Goal:
Output all of the records exactly as written.

Information provided:
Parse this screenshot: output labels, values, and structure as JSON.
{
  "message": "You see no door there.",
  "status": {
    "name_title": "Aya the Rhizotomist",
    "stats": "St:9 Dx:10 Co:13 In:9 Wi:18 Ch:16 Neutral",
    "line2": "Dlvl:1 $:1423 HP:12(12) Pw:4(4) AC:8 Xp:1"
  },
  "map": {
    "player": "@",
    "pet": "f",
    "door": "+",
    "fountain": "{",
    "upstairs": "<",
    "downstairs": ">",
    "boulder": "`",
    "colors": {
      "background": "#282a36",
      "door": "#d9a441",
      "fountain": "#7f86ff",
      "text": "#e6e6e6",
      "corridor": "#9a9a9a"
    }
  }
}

The result:
Parse this screenshot: output labels, values, and structure as JSON.
{
  "message": "You see no door there.",
  "status": {
    "name_title": "Aya the Rhizotomist",
    "stats": "St:9 Dx:10 Co:13 In:9 Wi:18 Ch:16 Neutral",
    "line2": "Dlvl:1 $:1423 HP:12(12) Pw:4(4) AC:8 Xp:1"
  },
  "map": {
    "player": "@",
    "pet": "f",
    "door": "+",
    "fountain": "{",
    "upstairs": "<",
    "downstairs": ">",
    "boulder": "`",
    "colors": {
      "background": "#282a36",
      "door": "#d9a441",
      "fountain": "#7f86ff",
      "text": "#e6e6e6",
      "corridor": "#9a9a9a"
    }
  }
}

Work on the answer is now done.